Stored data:
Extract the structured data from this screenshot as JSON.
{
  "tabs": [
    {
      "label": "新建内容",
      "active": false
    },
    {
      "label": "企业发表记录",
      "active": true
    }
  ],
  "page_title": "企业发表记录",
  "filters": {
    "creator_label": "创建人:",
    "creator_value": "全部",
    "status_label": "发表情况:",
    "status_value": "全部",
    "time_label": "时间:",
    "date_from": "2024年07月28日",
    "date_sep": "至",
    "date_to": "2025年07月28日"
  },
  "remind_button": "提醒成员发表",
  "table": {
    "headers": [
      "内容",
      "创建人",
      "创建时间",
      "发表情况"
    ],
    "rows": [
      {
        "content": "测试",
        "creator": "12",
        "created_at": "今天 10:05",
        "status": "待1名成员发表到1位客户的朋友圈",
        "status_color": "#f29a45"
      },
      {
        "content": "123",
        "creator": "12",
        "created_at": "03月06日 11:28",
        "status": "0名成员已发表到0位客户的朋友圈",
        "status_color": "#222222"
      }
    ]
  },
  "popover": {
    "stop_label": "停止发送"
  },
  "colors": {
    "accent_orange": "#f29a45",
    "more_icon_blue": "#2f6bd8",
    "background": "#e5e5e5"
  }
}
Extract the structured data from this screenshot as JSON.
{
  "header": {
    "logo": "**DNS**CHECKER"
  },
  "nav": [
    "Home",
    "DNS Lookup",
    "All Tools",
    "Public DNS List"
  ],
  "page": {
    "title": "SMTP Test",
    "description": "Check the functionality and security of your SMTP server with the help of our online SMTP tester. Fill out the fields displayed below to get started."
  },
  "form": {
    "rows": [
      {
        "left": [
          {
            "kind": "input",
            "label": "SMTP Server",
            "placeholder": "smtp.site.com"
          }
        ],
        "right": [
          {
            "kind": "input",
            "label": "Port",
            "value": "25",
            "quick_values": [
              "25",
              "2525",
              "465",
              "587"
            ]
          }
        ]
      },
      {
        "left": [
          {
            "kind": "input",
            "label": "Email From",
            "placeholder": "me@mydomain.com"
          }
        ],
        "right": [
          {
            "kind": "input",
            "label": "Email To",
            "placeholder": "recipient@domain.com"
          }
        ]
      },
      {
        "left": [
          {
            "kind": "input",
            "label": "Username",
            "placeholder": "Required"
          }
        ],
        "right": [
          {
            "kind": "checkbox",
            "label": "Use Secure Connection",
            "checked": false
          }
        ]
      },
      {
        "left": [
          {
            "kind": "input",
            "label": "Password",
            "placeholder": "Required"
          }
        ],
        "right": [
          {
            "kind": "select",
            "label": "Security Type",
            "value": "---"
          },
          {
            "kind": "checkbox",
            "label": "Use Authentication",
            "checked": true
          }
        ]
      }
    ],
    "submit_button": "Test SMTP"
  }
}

Problem: Write out every record shown above, word for word.

The solution:
Extract the structured data from this screenshot as JSON.
{
  "tabs": [
    {
      "label": "新建内容",
      "active": false
    },
    {
      "label": "企业发表记录",
      "active": true
    }
  ],
  "page_title": "企业发表记录",
  "filters": {
    "creator_label": "创建人:",
    "creator_value": "全部",
    "status_label": "发表情况:",
    "status_value": "全部",
    "time_label": "时间:",
    "date_from": "2024年07月28日",
    "date_sep": "至",
    "date_to": "2025年07月28日"
  },
  "remind_button": "提醒成员发表",
  "table": {
    "headers": [
      "内容",
      "创建人",
      "创建时间",
      "发表情况"
    ],
    "rows": [
      {
        "content": "测试",
        "creator": "12",
        "created_at": "今天 10:05",
        "status": "待1名成员发表到1位客户的朋友圈",
        "status_color": "#f29a45"
      },
      {
        "content": "123",
        "creator": "12",
        "created_at": "03月06日 11:28",
        "status": "0名成员已发表到0位客户的朋友圈",
        "status_color": "#222222"
      }
    ]
  },
  "popover": {
    "stop_label": "停止发送"
  },
  "colors": {
    "accent_orange": "#f29a45",
    "more_icon_blue": "#2f6bd8",
    "background": "#e5e5e5"
  }
}
Extract the structured data from this screenshot as JSON.
{
  "header": {
    "logo": "**DNS**CHECKER"
  },
  "nav": [
    "Home",
    "DNS Lookup",
    "All Tools",
    "Public DNS List"
  ],
  "page": {
    "title": "SMTP Test",
    "description": "Check the functionality and security of your SMTP server with the help of our online SMTP tester. Fill out the fields displayed below to get started."
  },
  "form": {
    "rows": [
      {
        "left": [
          {
            "kind": "input",
            "label": "SMTP Server",
            "placeholder": "smtp.site.com"
          }
        ],
        "right": [
          {
            "kind": "input",
            "label": "Port",
            "value": "25",
            "quick_values": [
              "25",
              "2525",
              "465",
              "587"
            ]
          }
        ]
      },
      {
        "left": [
          {
            "kind": "input",
            "label": "Email From",
            "placeholder": "me@mydomain.com"
          }
        ],
        "right": [
          {
            "kind": "input",
            "label": "Email To",
            "placeholder": "recipient@domain.com"
          }
        ]
      },
      {
        "left": [
          {
            "kind": "input",
            "label": "Username",
            "placeholder": "Required"
          }
        ],
        "right": [
          {
            "kind": "checkbox",
            "label": "Use Secure Connection",
            "checked": false
          }
        ]
      },
      {
        "left": [
          {
            "kind": "input",
            "label": "Password",
            "placeholder": "Required"
          }
        ],
        "right": [
          {
            "kind": "select",
            "label": "Security Type",
            "value": "---"
          },
          {
            "kind": "checkbox",
            "label": "Use Authentication",
            "checked": true
          }
        ]
      }
    ],
    "submit_button": "Test SMTP"
  }
}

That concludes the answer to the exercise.